↓↓↓
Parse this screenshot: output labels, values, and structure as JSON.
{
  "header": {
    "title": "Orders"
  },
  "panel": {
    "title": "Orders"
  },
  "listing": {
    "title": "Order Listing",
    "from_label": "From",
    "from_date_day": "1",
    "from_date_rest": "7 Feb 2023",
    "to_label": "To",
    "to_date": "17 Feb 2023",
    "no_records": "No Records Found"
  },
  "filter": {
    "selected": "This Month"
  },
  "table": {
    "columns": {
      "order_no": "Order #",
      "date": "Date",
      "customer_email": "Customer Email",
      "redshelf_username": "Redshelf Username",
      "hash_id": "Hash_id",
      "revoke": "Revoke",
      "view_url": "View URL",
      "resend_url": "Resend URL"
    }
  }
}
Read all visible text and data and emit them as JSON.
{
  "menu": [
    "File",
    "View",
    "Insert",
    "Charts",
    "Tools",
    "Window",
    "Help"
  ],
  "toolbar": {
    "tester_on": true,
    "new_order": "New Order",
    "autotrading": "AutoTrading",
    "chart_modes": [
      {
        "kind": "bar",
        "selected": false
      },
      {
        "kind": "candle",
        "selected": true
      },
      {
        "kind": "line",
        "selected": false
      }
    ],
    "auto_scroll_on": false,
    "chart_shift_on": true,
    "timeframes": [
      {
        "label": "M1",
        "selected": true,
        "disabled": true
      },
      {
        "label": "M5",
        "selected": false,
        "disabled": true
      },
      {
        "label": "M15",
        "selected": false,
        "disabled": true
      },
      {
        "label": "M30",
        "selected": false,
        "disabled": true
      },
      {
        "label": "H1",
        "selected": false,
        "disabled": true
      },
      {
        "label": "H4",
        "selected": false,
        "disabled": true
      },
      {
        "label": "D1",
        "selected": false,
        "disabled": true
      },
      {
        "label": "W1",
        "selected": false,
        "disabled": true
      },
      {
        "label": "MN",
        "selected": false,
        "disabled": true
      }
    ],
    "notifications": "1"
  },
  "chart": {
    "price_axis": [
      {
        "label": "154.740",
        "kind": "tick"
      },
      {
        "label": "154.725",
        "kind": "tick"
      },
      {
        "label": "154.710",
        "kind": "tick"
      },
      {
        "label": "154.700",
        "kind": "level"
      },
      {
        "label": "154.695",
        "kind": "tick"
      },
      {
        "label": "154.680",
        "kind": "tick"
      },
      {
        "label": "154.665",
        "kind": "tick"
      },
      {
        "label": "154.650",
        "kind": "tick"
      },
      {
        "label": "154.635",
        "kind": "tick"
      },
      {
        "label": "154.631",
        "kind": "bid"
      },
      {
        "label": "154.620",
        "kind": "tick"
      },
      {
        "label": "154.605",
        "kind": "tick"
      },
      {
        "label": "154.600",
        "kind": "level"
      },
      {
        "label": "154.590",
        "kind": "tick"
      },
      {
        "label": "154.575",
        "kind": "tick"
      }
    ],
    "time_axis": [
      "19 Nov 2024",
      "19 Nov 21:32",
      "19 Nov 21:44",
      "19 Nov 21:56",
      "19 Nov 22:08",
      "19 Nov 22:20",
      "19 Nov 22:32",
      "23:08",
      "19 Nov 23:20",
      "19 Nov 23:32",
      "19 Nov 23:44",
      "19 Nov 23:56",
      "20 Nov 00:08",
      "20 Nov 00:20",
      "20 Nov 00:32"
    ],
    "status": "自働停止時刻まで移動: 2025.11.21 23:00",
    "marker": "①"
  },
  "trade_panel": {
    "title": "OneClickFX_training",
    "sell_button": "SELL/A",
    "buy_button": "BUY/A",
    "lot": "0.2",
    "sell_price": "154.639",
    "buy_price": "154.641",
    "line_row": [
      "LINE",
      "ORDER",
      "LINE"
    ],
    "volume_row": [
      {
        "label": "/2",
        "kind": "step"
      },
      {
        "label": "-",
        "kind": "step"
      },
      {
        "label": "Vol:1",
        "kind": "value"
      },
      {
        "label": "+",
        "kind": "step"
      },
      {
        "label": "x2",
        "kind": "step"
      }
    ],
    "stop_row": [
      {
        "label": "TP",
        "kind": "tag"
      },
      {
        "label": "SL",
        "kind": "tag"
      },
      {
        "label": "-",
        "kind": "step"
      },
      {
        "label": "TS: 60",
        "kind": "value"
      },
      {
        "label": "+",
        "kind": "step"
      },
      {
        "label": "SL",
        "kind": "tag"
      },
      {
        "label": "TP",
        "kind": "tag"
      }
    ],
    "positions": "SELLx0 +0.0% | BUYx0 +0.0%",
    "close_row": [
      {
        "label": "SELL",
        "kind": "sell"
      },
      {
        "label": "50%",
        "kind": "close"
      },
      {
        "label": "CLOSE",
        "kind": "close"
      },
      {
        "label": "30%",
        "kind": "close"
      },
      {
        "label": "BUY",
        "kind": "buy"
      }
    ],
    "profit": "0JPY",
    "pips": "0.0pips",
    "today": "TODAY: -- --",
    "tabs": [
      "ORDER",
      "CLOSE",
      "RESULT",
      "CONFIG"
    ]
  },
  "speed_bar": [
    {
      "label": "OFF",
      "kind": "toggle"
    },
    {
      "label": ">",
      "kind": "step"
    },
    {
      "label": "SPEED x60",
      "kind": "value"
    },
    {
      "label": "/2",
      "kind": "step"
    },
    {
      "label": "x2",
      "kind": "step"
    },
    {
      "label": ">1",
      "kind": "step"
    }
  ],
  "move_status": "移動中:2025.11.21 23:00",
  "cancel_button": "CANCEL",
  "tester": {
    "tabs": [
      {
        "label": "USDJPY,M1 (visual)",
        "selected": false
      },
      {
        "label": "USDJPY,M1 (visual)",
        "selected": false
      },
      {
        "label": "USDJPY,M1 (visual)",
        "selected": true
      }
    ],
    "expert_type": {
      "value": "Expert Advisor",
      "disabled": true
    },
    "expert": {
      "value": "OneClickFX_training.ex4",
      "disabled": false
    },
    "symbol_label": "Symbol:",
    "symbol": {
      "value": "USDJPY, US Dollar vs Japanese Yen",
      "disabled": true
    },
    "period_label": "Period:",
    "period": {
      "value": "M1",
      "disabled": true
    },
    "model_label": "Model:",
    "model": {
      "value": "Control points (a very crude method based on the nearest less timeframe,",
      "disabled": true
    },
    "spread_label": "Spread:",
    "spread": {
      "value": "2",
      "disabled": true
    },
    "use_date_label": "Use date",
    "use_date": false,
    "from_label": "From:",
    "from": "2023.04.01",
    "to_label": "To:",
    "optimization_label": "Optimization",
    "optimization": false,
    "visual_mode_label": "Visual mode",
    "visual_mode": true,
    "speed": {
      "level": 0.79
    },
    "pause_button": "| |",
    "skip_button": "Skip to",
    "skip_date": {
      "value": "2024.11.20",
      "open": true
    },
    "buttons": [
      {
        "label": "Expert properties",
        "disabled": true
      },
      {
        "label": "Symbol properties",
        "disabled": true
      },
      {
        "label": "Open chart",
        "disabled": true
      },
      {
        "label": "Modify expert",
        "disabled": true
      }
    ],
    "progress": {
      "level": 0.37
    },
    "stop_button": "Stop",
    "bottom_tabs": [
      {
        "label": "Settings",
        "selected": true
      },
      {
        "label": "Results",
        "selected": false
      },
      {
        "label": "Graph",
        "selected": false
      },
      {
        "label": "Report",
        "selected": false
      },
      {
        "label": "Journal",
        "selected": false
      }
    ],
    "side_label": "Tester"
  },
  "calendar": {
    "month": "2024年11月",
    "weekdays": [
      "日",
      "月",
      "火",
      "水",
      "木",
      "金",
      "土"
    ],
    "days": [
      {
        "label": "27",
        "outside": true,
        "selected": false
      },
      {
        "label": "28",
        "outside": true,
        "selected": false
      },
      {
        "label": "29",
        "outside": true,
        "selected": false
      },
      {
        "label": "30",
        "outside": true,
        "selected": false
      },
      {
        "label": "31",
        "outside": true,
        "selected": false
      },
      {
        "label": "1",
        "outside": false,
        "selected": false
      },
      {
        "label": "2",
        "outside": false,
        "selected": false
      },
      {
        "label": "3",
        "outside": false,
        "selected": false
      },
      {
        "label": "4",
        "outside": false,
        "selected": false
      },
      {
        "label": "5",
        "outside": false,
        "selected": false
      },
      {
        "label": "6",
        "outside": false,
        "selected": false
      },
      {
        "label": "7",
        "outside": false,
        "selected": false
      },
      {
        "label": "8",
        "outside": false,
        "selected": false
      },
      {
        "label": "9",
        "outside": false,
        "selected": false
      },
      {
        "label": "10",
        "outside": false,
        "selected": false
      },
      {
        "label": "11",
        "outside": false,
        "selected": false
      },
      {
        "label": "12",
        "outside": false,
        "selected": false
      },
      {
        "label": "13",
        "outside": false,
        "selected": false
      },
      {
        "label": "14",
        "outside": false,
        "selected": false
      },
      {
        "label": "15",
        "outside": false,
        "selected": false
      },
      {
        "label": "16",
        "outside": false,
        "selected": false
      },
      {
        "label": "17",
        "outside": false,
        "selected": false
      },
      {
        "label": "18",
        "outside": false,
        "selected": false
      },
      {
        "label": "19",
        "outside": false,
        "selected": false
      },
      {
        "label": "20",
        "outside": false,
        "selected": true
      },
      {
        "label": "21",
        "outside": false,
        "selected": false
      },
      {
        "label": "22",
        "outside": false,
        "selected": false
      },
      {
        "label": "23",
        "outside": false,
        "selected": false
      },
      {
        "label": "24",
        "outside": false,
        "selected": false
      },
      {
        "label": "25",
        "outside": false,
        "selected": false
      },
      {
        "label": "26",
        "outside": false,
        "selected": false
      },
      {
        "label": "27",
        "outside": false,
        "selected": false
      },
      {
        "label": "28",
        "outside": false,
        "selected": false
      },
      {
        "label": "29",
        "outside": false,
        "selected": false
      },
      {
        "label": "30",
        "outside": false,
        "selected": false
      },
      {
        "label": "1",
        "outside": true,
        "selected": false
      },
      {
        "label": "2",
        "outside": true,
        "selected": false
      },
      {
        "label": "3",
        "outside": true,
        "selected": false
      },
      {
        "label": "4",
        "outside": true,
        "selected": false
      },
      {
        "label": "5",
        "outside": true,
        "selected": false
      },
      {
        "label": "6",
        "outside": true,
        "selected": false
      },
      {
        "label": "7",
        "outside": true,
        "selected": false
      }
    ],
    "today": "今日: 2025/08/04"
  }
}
↑↑↑
The answer is one number: how many lines of the material above contain "JSON".

2